#### TASK INSTRUCTIONS:
Your answer should be every line of the records that contains the word "techniques".

[Document page data]
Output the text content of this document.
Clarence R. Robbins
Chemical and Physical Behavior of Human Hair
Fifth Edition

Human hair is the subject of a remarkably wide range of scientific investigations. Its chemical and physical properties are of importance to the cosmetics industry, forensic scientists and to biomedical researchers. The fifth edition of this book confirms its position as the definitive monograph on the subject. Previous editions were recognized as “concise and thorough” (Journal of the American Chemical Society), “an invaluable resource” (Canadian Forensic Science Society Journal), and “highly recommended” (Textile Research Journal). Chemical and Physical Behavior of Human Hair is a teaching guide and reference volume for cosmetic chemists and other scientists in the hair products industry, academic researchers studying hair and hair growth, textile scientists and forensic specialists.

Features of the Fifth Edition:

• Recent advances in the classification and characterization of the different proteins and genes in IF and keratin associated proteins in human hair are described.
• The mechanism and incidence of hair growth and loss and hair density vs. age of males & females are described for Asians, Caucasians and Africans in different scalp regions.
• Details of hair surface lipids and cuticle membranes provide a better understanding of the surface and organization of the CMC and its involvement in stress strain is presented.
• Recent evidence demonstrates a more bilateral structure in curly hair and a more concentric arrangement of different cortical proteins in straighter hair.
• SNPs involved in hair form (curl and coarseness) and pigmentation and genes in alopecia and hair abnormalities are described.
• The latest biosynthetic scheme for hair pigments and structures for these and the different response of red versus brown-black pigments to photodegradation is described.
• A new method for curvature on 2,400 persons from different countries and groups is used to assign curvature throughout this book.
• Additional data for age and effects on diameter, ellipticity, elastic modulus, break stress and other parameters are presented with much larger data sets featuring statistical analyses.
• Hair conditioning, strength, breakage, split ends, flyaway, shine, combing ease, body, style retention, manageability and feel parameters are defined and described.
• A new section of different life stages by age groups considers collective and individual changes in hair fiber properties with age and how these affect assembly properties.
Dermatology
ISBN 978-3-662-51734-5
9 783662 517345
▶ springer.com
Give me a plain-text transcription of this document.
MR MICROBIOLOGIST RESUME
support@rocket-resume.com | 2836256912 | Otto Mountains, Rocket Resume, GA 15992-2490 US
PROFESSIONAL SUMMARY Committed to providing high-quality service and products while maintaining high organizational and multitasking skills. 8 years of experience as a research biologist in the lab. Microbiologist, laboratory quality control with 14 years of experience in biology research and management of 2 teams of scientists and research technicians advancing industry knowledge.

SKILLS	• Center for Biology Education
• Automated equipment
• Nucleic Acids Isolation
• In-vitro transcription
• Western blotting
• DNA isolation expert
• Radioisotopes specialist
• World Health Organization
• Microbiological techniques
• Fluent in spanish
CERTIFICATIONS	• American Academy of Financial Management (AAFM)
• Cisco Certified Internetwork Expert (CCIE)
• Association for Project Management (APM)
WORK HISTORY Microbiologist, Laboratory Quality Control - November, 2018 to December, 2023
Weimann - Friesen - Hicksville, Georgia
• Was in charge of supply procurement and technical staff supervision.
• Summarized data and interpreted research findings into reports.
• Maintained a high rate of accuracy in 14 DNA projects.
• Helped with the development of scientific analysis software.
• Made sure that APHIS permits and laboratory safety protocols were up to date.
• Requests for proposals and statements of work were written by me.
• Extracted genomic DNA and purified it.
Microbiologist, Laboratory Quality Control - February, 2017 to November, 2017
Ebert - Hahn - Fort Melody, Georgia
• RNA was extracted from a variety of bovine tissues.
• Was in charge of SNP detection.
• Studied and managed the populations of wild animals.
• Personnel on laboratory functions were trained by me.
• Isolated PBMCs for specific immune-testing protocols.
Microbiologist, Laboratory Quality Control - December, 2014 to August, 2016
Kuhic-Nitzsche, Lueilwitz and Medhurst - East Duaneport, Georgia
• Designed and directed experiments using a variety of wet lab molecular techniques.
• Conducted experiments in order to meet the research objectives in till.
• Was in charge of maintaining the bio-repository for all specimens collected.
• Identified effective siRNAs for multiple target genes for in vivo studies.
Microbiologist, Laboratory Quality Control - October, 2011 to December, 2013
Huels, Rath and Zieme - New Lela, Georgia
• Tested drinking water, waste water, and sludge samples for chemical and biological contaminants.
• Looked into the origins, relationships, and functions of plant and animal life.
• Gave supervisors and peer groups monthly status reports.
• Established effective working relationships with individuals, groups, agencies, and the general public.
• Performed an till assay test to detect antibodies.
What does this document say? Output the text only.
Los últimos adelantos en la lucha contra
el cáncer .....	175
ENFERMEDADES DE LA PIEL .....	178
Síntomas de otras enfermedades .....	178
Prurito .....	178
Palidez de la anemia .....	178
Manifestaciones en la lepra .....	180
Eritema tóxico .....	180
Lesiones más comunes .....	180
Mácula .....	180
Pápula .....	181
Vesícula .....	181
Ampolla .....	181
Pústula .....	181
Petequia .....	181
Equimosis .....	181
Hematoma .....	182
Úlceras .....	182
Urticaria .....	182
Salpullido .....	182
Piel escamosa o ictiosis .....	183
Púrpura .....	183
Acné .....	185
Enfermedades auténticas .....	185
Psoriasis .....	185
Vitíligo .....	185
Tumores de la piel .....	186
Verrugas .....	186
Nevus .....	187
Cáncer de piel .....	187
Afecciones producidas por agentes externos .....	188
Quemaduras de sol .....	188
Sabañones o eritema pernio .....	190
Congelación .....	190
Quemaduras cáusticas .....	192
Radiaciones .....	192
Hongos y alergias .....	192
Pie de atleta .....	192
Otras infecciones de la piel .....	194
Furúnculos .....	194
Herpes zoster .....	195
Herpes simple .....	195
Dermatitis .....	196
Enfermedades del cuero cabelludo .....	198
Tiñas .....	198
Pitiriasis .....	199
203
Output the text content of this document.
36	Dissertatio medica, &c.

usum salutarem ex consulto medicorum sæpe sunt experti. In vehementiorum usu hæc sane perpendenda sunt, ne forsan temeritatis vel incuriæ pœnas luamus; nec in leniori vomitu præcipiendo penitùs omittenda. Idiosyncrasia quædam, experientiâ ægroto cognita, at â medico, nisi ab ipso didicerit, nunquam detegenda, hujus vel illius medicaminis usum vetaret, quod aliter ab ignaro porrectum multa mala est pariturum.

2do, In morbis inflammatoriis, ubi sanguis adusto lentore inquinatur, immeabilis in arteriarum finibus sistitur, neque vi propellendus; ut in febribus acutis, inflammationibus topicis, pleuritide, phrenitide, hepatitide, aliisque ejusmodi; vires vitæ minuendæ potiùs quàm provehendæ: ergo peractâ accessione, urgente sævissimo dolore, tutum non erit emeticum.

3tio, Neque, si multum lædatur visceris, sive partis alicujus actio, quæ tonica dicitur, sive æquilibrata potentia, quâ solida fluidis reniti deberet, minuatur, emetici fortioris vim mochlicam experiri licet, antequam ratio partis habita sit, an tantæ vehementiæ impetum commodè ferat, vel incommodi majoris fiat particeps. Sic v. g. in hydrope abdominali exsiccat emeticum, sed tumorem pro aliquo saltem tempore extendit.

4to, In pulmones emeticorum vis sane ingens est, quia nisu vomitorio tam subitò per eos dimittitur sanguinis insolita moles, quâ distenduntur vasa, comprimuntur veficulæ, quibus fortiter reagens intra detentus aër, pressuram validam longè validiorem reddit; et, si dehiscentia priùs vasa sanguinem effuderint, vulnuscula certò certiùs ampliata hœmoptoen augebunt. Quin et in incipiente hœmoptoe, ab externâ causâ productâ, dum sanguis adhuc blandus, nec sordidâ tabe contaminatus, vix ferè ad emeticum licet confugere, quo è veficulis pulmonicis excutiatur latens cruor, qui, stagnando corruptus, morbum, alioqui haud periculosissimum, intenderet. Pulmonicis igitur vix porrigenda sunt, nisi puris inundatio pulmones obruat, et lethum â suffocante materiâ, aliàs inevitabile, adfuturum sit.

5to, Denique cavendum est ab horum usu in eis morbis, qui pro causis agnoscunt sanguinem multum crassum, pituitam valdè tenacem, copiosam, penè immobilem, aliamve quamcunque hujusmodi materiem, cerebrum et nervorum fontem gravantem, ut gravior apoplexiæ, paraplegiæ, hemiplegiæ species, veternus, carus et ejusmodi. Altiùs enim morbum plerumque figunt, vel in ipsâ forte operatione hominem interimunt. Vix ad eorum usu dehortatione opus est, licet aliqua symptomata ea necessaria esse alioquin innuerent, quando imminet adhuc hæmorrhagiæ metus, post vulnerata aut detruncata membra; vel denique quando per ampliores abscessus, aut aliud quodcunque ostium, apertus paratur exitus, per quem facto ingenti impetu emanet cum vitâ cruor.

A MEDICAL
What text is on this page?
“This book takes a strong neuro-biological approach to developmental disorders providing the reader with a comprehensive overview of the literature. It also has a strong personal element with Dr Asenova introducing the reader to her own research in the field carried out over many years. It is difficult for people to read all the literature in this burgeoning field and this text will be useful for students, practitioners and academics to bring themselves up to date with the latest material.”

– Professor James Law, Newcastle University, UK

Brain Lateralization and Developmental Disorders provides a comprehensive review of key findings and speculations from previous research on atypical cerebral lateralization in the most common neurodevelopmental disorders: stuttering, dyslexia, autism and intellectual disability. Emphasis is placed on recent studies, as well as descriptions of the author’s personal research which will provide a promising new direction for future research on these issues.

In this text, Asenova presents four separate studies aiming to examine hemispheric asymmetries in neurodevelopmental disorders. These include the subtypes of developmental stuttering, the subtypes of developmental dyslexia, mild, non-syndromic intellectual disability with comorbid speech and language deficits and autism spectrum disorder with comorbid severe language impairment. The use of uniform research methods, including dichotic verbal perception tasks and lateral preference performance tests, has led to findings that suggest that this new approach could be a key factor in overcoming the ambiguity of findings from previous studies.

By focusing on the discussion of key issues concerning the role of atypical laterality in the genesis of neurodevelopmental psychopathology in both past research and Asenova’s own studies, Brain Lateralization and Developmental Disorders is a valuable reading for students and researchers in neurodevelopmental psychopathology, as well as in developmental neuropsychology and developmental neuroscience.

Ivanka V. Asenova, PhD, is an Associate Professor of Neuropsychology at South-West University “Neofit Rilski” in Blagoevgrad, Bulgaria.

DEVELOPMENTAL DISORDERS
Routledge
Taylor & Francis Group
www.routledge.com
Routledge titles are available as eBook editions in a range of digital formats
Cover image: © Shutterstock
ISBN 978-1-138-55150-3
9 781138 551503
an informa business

#### REPLY:
• Microbiological techniques
• Designed and directed experiments using a variety of wet lab molecular techniques.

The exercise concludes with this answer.